* **EXCERPTED PASSAGE**:
··········

Thom loved to draw, and his mother claimed he could draw before he could walk. Drawing made him stand out, gain attention and approval, and was a means of escape. He told me how his skill became a tool for survival. He used to draw caricatures in school. There was a teacher that everyone hated, and kids paid Thom to draw a funny picture of him. Thom started selling caricatures of all the teachers the kids didn’t like, and it was the first time he understood that he could make money doing what he loved to do. It was his first glimpse that art could be a way out of poverty. After that, he was known as “the kid who can draw.”

When Thom was eleven years old, a local painter by the name of Charles Bell took him on as an apprentice and showed him the first basic techniques Thom needed to master in order to become the painter he wanted to be. He sold his first landscape painting that year, for $7.50.

The idealized visions of Placerville from Thom’s memory became the key inspiration that fueled his paintings until he died. The babbling brooks, the wooded groves, the cottages—not trailers—in the forested glens, the warmly lit homes—not the singlewide without electricity—exemplified the transforming imagination he brought to the world, to escape a childhood touched by significant disappointments and difficulties. But the Thomas Kinkade I knew always had an ebullient spirit; a remarkable sanguine disposition that sought to do good, feel good, and see only the good.

··········

* **TASK REQUIREMENTS**:
(a) Repeat word for word the part of the passage about Thom from "When Thom was" to "year, for $7.50.".
(b) In the passage about Thom, what price did his first landscape painting sell for?

* **RECORDED INFORMATION**:
··········

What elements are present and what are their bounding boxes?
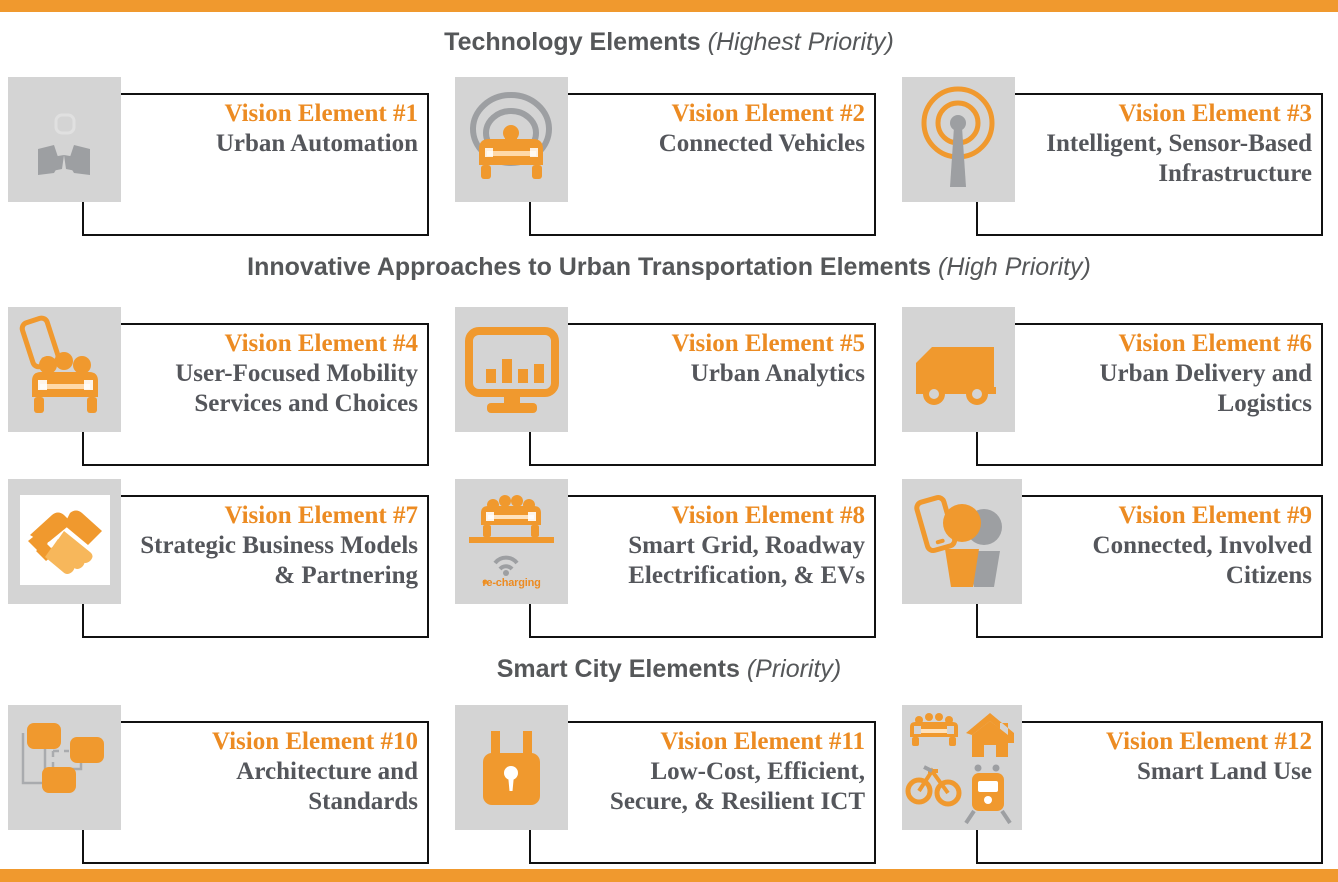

··········

* **OUTPUTS**:
(a)
When Thom was eleven years old, a local painter by the name of Charles Bell took him on as an apprentice and showed him the first basic techniques Thom needed to master in order to become the painter he wanted to be. He sold his first landscape painting that year, for $7.50.

(b) $7.50